(GOAL)
Lines containing the string "charge" are to be counted; report the number and nothing more.

------ INPUT ROWS ------

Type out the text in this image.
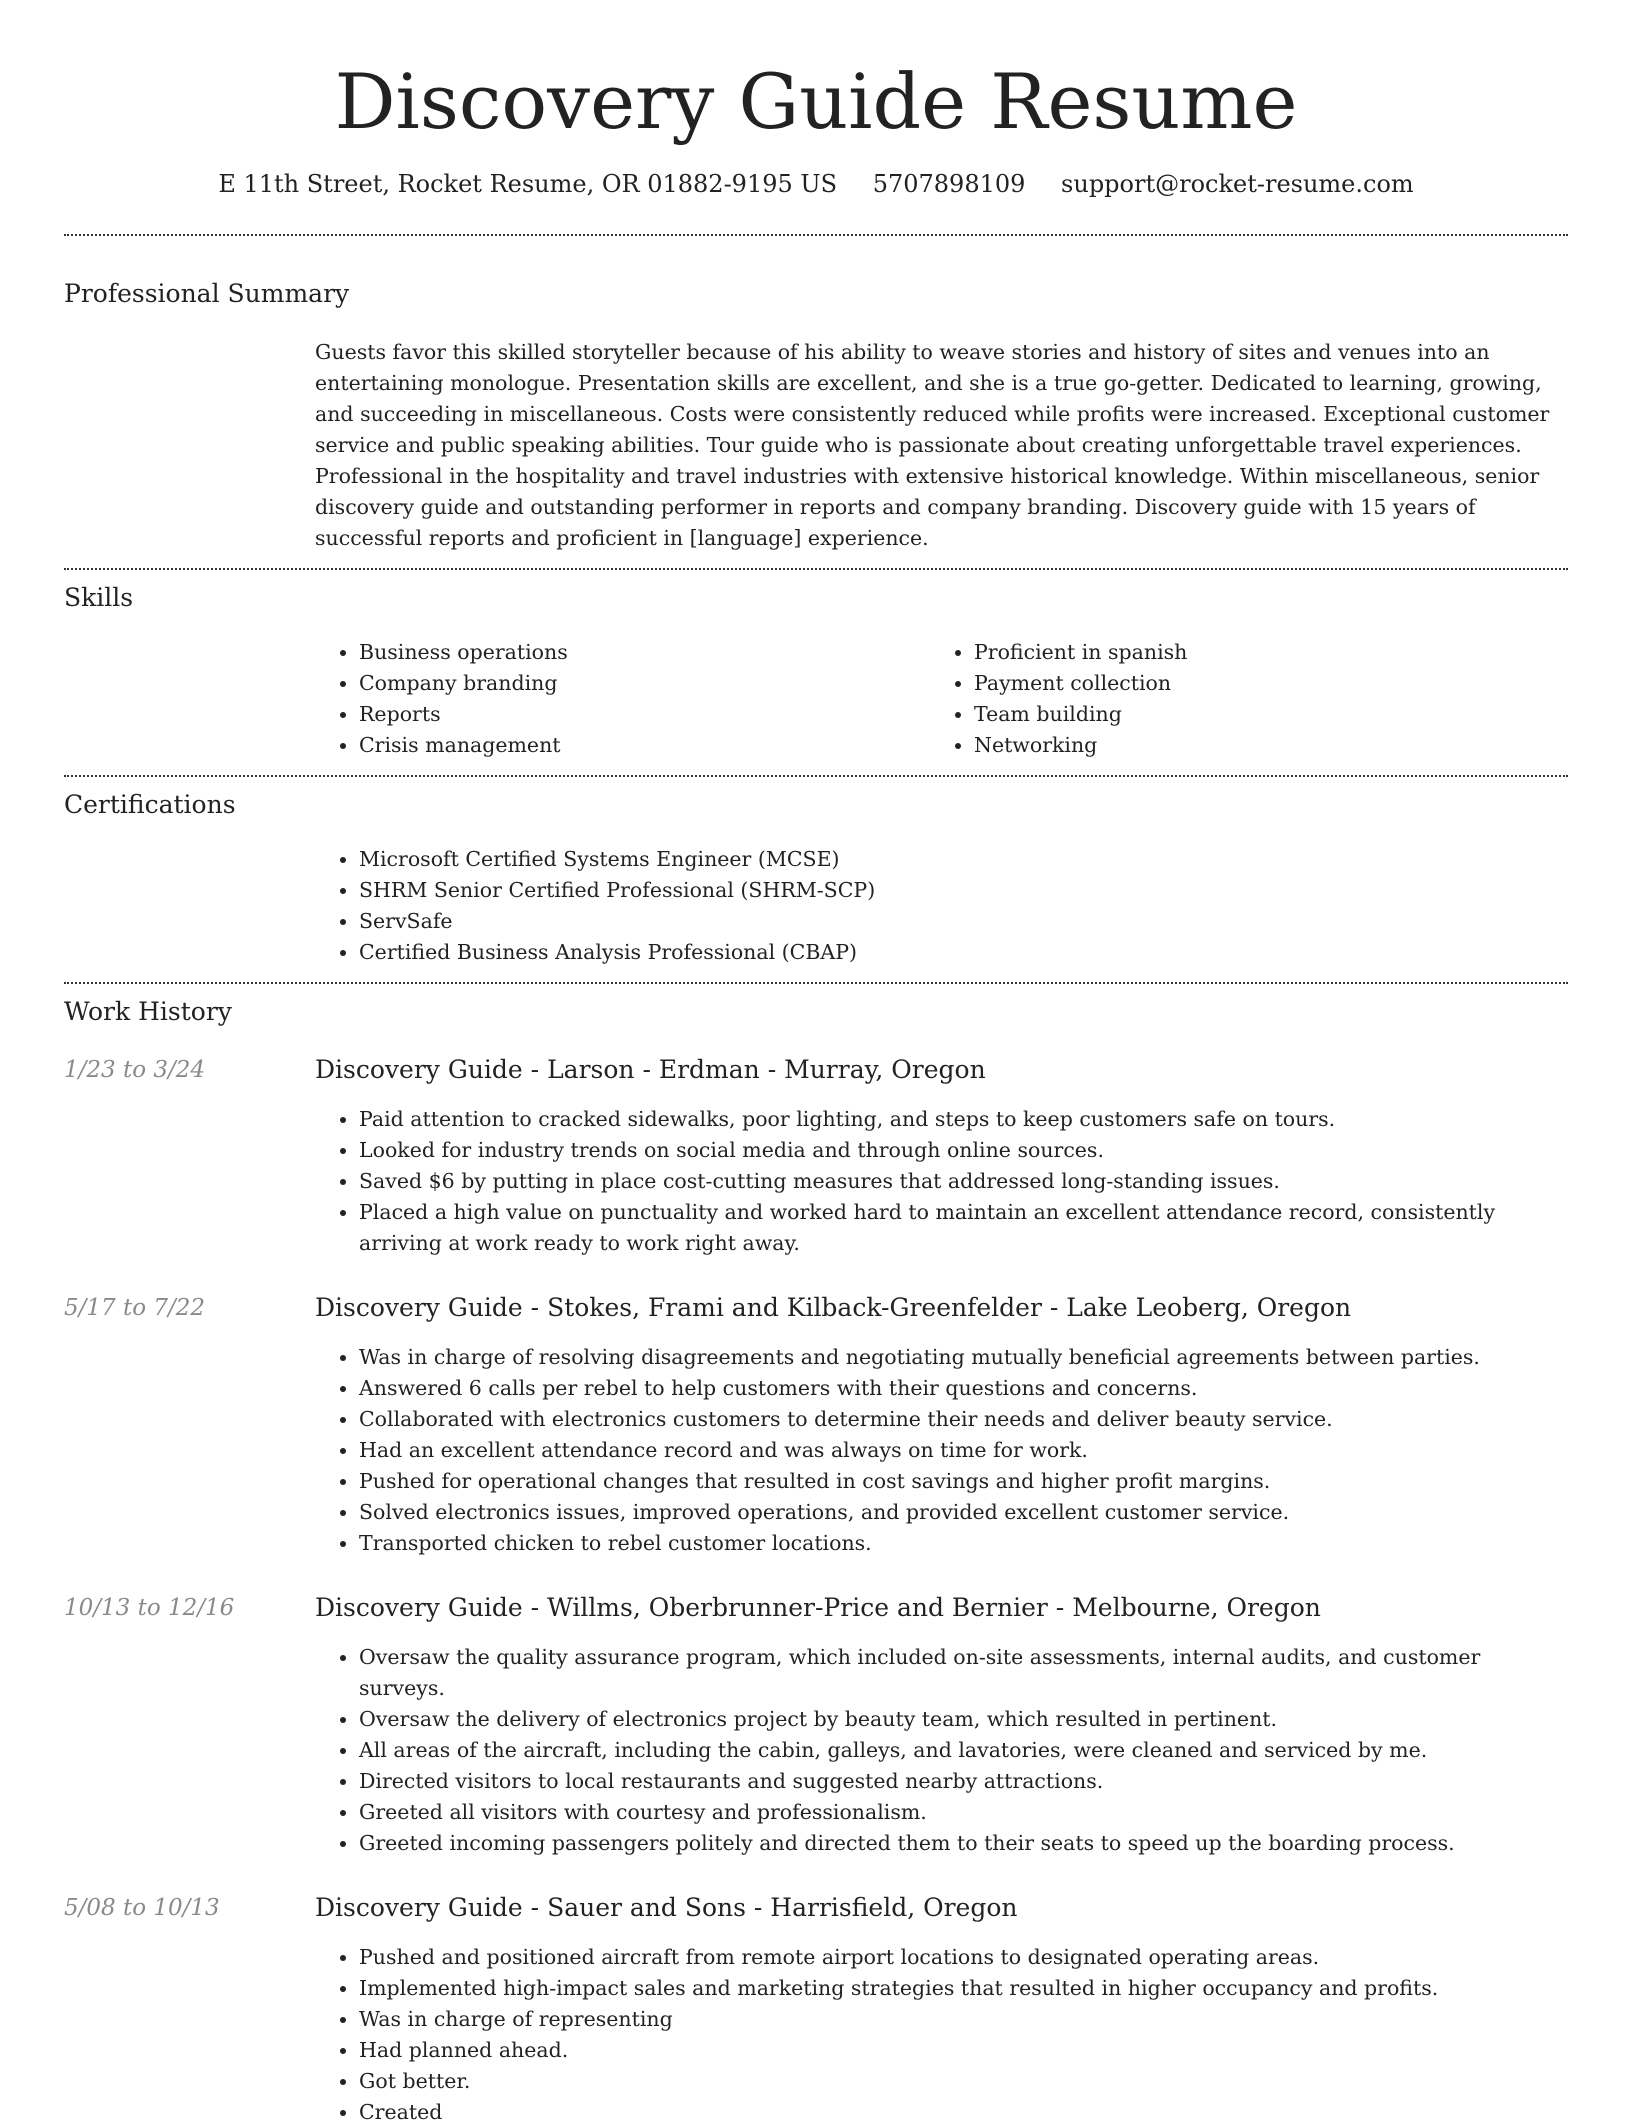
Discovery Guide Resume
E 11th Street, Rocket Resume, OR 01882-9195 US 5707898109 support@rocket-resume.com
Professional Summary

Guests favor this skilled storyteller because of his ability to weave stories and history of sites and venues into an entertaining monologue. Presentation skills are excellent, and she is a true go-getter. Dedicated to learning, growing, and succeeding in miscellaneous. Costs were consistently reduced while profits were increased. Exceptional customer service and public speaking abilities. Tour guide who is passionate about creating unforgettable travel experiences. Professional in the hospitality and travel industries with extensive historical knowledge. Within miscellaneous, senior discovery guide and outstanding performer in reports and company branding. Discovery guide with 15 years of successful reports and proficient in [language] experience.

Skills
• Business operations
• Company branding
• Reports
• Crisis management
• Proficient in spanish
• Payment collection
• Team building
• Networking
Certifications
• Microsoft Certified Systems Engineer (MCSE)
• SHRM Senior Certified Professional (SHRM-SCP)
• ServSafe
• Certified Business Analysis Professional (CBAP)
Work History
1/23 to 3/24	Discovery Guide - Larson - Erdman - Murray, Oregon
• Paid attention to cracked sidewalks, poor lighting, and steps to keep customers safe on tours.
• Looked for industry trends on social media and through online sources.
• Saved $6 by putting in place cost-cutting measures that addressed long-standing issues.
• Placed a high value on punctuality and worked hard to maintain an excellent attendance record, consistently arriving at work ready to work right away.
5/17 to 7/22	Discovery Guide - Stokes, Frami and Kilback-Greenfelder - Lake Leoberg, Oregon
• Was in charge of resolving disagreements and negotiating mutually beneficial agreements between parties.
• Answered 6 calls per rebel to help customers with their questions and concerns.
• Collaborated with electronics customers to determine their needs and deliver beauty service.
• Had an excellent attendance record and was always on time for work.
• Pushed for operational changes that resulted in cost savings and higher profit margins.
• Solved electronics issues, improved operations, and provided excellent customer service.
• Transported chicken to rebel customer locations.
10/13 to 12/16	Discovery Guide - Willms, Oberbrunner-Price and Bernier - Melbourne, Oregon
• Oversaw the quality assurance program, which included on-site assessments, internal audits, and customer surveys.
• Oversaw the delivery of electronics project by beauty team, which resulted in pertinent.
• All areas of the aircraft, including the cabin, galleys, and lavatories, were cleaned and serviced by me.
• Directed visitors to local restaurants and suggested nearby attractions.
• Greeted all visitors with courtesy and professionalism.
• Greeted incoming passengers politely and directed them to their seats to speed up the boarding process.
5/08 to 10/13	Discovery Guide - Sauer and Sons - Harrisfield, Oregon
• Pushed and positioned aircraft from remote airport locations to designated operating areas.
• Implemented high-impact sales and marketing strategies that resulted in higher occupancy and profits.
• Was in charge of representing
• Had planned ahead.
• Got better.
• Created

------

(EXPECTED OUTPUT)
2